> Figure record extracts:
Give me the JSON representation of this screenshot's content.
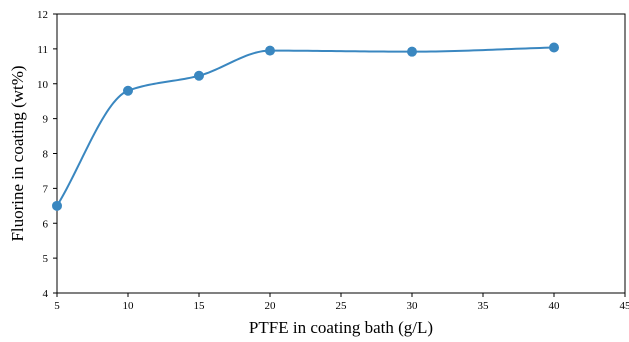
{
  "chart_data": {
    "type": "line",
    "title": "",
    "xlabel": "PTFE in coating bath (g/L)",
    "ylabel": "Fluorine in coating (wt%)",
    "xlim": [
      5,
      45
    ],
    "ylim": [
      4,
      12
    ],
    "xticks": [
      5,
      10,
      15,
      20,
      25,
      30,
      35,
      40,
      45
    ],
    "yticks": [
      4,
      5,
      6,
      7,
      8,
      9,
      10,
      11,
      12
    ],
    "grid": false,
    "legend": "none",
    "smooth": true,
    "series": [
      {
        "x": [
          5,
          10,
          15,
          20,
          30,
          40
        ],
        "y": [
          6.5,
          9.8,
          10.23,
          10.95,
          10.92,
          11.04
        ],
        "color": "#3a87c0",
        "marker_color": "#3a87c0"
      }
    ]
  }
}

> Written exercise:
Copy all the lines of data exactly as they appear, dropping any images.

> In response:
Give me the JSON representation of this screenshot's content.
{
  "chart_data": {
    "type": "line",
    "title": "",
    "xlabel": "PTFE in coating bath (g/L)",
    "ylabel": "Fluorine in coating (wt%)",
    "xlim": [
      5,
      45
    ],
    "ylim": [
      4,
      12
    ],
    "xticks": [
      5,
      10,
      15,
      20,
      25,
      30,
      35,
      40,
      45
    ],
    "yticks": [
      4,
      5,
      6,
      7,
      8,
      9,
      10,
      11,
      12
    ],
    "grid": false,
    "legend": "none",
    "smooth": true,
    "series": [
      {
        "x": [
          5,
          10,
          15,
          20,
          30,
          40
        ],
        "y": [
          6.5,
          9.8,
          10.23,
          10.95,
          10.92,
          11.04
        ],
        "color": "#3a87c0",
        "marker_color": "#3a87c0"
      }
    ]
  }
}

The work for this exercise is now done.